→ **PROBLEM STATEMENT**
What follows is a block of records; reproduce all of it verbatim.

* START RECORDS FOR THIS TASK *

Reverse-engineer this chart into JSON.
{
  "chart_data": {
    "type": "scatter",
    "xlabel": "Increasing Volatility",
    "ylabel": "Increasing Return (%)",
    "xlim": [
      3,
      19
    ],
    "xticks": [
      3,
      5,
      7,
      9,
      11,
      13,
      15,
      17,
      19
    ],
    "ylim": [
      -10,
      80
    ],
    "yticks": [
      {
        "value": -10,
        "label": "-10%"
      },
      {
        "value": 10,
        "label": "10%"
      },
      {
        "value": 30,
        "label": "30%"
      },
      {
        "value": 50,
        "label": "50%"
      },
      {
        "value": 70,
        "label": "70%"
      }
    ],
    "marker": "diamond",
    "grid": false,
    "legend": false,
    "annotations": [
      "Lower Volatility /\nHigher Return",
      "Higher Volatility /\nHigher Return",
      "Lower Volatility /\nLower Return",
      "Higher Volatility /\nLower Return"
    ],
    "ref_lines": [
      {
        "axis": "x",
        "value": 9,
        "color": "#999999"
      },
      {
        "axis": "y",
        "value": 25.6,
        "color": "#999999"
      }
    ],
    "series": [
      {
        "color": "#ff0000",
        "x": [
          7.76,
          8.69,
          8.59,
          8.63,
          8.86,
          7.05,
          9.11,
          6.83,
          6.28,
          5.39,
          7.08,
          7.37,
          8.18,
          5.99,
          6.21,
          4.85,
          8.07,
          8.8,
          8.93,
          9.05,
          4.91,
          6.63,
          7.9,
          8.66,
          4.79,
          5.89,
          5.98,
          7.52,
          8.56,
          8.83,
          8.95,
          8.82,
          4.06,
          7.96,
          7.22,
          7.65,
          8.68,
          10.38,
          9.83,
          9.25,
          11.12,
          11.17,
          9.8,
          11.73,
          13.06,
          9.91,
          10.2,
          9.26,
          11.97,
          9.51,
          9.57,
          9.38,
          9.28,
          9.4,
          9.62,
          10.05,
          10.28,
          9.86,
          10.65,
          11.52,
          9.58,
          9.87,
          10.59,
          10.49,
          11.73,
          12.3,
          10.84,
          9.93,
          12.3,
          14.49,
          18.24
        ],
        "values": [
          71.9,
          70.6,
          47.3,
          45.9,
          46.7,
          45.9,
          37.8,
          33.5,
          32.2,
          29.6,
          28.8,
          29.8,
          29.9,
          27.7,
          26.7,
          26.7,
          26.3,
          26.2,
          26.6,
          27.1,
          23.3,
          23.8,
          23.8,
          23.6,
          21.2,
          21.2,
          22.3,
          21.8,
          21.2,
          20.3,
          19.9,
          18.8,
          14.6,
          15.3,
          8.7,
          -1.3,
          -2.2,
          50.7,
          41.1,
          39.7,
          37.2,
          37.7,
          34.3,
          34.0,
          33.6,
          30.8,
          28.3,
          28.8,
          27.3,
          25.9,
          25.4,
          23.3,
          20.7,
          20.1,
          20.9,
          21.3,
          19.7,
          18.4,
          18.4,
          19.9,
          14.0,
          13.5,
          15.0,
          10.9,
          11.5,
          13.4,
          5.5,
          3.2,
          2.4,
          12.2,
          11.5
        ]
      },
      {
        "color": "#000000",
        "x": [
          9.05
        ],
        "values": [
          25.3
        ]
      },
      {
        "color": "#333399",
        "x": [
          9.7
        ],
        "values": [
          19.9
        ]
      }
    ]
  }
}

* END RECORDS FOR THIS TASK *

→ **TASK RESULT**
Reverse-engineer this chart into JSON.
{
  "chart_data": {
    "type": "scatter",
    "xlabel": "Increasing Volatility",
    "ylabel": "Increasing Return (%)",
    "xlim": [
      3,
      19
    ],
    "xticks": [
      3,
      5,
      7,
      9,
      11,
      13,
      15,
      17,
      19
    ],
    "ylim": [
      -10,
      80
    ],
    "yticks": [
      {
        "value": -10,
        "label": "-10%"
      },
      {
        "value": 10,
        "label": "10%"
      },
      {
        "value": 30,
        "label": "30%"
      },
      {
        "value": 50,
        "label": "50%"
      },
      {
        "value": 70,
        "label": "70%"
      }
    ],
    "marker": "diamond",
    "grid": false,
    "legend": false,
    "annotations": [
      "Lower Volatility /\nHigher Return",
      "Higher Volatility /\nHigher Return",
      "Lower Volatility /\nLower Return",
      "Higher Volatility /\nLower Return"
    ],
    "ref_lines": [
      {
        "axis": "x",
        "value": 9,
        "color": "#999999"
      },
      {
        "axis": "y",
        "value": 25.6,
        "color": "#999999"
      }
    ],
    "series": [
      {
        "color": "#ff0000",
        "x": [
          7.76,
          8.69,
          8.59,
          8.63,
          8.86,
          7.05,
          9.11,
          6.83,
          6.28,
          5.39,
          7.08,
          7.37,
          8.18,
          5.99,
          6.21,
          4.85,
          8.07,
          8.8,
          8.93,
          9.05,
          4.91,
          6.63,
          7.9,
          8.66,
          4.79,
          5.89,
          5.98,
          7.52,
          8.56,
          8.83,
          8.95,
          8.82,
          4.06,
          7.96,
          7.22,
          7.65,
          8.68,
          10.38,
          9.83,
          9.25,
          11.12,
          11.17,
          9.8,
          11.73,
          13.06,
          9.91,
          10.2,
          9.26,
          11.97,
          9.51,
          9.57,
          9.38,
          9.28,
          9.4,
          9.62,
          10.05,
          10.28,
          9.86,
          10.65,
          11.52,
          9.58,
          9.87,
          10.59,
          10.49,
          11.73,
          12.3,
          10.84,
          9.93,
          12.3,
          14.49,
          18.24
        ],
        "values": [
          71.9,
          70.6,
          47.3,
          45.9,
          46.7,
          45.9,
          37.8,
          33.5,
          32.2,
          29.6,
          28.8,
          29.8,
          29.9,
          27.7,
          26.7,
          26.7,
          26.3,
          26.2,
          26.6,
          27.1,
          23.3,
          23.8,
          23.8,
          23.6,
          21.2,
          21.2,
          22.3,
          21.8,
          21.2,
          20.3,
          19.9,
          18.8,
          14.6,
          15.3,
          8.7,
          -1.3,
          -2.2,
          50.7,
          41.1,
          39.7,
          37.2,
          37.7,
          34.3,
          34.0,
          33.6,
          30.8,
          28.3,
          28.8,
          27.3,
          25.9,
          25.4,
          23.3,
          20.7,
          20.1,
          20.9,
          21.3,
          19.7,
          18.4,
          18.4,
          19.9,
          14.0,
          13.5,
          15.0,
          10.9,
          11.5,
          13.4,
          5.5,
          3.2,
          2.4,
          12.2,
          11.5
        ]
      },
      {
        "color": "#000000",
        "x": [
          9.05
        ],
        "values": [
          25.3
        ]
      },
      {
        "color": "#333399",
        "x": [
          9.7
        ],
        "values": [
          19.9
        ]
      }
    ]
  }
}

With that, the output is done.